Exercise directions.
In the data, extract each line that holds the string "Fishhook".

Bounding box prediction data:
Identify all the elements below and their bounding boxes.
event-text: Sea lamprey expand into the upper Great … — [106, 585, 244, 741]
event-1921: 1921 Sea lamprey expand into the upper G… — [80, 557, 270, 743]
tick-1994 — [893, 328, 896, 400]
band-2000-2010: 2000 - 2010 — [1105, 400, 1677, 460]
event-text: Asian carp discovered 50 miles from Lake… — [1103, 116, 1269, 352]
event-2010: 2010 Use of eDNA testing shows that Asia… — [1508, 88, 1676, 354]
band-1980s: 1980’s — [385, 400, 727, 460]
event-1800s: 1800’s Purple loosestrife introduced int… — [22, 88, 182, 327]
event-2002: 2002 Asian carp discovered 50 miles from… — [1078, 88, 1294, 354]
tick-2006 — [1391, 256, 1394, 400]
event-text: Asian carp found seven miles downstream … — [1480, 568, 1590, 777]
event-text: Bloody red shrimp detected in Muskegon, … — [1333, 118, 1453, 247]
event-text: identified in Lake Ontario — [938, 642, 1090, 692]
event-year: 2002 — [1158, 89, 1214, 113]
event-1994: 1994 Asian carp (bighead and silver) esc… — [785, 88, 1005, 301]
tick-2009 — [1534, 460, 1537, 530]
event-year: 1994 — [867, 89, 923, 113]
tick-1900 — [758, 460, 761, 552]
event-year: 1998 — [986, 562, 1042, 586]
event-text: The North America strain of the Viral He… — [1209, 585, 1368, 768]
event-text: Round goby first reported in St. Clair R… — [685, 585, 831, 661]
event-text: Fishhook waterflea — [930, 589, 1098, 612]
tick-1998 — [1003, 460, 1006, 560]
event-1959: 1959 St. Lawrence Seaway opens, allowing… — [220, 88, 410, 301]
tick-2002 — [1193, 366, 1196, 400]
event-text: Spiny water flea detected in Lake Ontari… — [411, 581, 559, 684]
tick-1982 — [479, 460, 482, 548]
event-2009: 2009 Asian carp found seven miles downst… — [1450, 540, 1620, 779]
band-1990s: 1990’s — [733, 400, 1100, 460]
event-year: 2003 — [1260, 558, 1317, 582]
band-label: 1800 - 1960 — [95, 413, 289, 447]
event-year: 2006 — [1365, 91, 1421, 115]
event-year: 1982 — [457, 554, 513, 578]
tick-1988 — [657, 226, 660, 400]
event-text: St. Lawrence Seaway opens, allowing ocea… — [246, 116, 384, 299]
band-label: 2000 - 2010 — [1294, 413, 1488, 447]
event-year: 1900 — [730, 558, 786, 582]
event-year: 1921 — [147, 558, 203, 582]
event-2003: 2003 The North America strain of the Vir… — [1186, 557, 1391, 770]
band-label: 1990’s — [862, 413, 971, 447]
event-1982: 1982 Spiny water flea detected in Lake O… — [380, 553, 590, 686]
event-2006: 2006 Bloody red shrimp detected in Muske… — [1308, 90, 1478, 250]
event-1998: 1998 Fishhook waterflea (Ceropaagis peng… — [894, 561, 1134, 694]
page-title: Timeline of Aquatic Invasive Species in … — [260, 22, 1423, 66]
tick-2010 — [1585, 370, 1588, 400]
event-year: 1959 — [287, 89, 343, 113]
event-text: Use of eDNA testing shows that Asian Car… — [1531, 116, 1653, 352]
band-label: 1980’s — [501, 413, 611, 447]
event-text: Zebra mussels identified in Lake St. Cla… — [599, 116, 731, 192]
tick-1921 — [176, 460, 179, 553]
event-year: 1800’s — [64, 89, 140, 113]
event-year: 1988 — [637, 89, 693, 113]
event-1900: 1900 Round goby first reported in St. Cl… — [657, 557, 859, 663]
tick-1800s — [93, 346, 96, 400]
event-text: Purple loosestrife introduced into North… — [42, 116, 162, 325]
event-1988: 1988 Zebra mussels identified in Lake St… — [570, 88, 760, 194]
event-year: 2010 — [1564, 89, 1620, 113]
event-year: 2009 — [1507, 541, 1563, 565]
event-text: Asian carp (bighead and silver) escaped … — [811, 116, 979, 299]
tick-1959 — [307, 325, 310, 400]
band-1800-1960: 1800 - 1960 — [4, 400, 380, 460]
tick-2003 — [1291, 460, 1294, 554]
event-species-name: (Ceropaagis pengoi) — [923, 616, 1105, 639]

Output of the exercise.
event-text: Fishhook waterflea — [930, 589, 1098, 612]
event-1998: 1998 Fishhook waterflea (Ceropaagis peng… — [894, 561, 1134, 694]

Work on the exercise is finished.